▸ **Stated problem**
Transcribe the listing word for word.

[Collected data entries]
━━━━━━━━━━━━━━━━
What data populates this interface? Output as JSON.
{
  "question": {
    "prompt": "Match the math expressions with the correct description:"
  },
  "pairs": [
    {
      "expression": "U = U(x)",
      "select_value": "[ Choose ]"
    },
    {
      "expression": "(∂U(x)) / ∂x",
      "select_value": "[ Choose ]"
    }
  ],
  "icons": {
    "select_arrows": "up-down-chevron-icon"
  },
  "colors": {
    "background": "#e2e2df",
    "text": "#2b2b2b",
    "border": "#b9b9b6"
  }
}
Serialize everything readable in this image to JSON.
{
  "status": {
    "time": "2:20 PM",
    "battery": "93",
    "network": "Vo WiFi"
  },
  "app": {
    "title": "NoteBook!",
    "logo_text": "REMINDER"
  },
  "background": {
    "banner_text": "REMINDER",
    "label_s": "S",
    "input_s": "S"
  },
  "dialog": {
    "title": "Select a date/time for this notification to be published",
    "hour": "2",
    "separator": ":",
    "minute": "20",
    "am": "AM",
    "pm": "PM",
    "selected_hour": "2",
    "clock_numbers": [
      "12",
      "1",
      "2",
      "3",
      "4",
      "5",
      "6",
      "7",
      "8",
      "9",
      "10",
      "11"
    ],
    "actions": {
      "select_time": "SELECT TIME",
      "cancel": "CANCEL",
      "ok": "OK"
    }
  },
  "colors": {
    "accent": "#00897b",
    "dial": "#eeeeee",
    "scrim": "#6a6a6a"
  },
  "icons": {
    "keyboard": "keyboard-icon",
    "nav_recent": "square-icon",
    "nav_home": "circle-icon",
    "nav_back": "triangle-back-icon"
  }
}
━━━━━━━━━━━━━━━━
▸ **The reply**
What data populates this interface? Output as JSON.
{
  "question": {
    "prompt": "Match the math expressions with the correct description:"
  },
  "pairs": [
    {
      "expression": "U = U(x)",
      "select_value": "[ Choose ]"
    },
    {
      "expression": "(∂U(x)) / ∂x",
      "select_value": "[ Choose ]"
    }
  ],
  "icons": {
    "select_arrows": "up-down-chevron-icon"
  },
  "colors": {
    "background": "#e2e2df",
    "text": "#2b2b2b",
    "border": "#b9b9b6"
  }
}
Serialize everything readable in this image to JSON.
{
  "status": {
    "time": "2:20 PM",
    "battery": "93",
    "network": "Vo WiFi"
  },
  "app": {
    "title": "NoteBook!",
    "logo_text": "REMINDER"
  },
  "background": {
    "banner_text": "REMINDER",
    "label_s": "S",
    "input_s": "S"
  },
  "dialog": {
    "title": "Select a date/time for this notification to be published",
    "hour": "2",
    "separator": ":",
    "minute": "20",
    "am": "AM",
    "pm": "PM",
    "selected_hour": "2",
    "clock_numbers": [
      "12",
      "1",
      "2",
      "3",
      "4",
      "5",
      "6",
      "7",
      "8",
      "9",
      "10",
      "11"
    ],
    "actions": {
      "select_time": "SELECT TIME",
      "cancel": "CANCEL",
      "ok": "OK"
    }
  },
  "colors": {
    "accent": "#00897b",
    "dial": "#eeeeee",
    "scrim": "#6a6a6a"
  },
  "icons": {
    "keyboard": "keyboard-icon",
    "nav_recent": "square-icon",
    "nav_home": "circle-icon",
    "nav_back": "triangle-back-icon"
  }
}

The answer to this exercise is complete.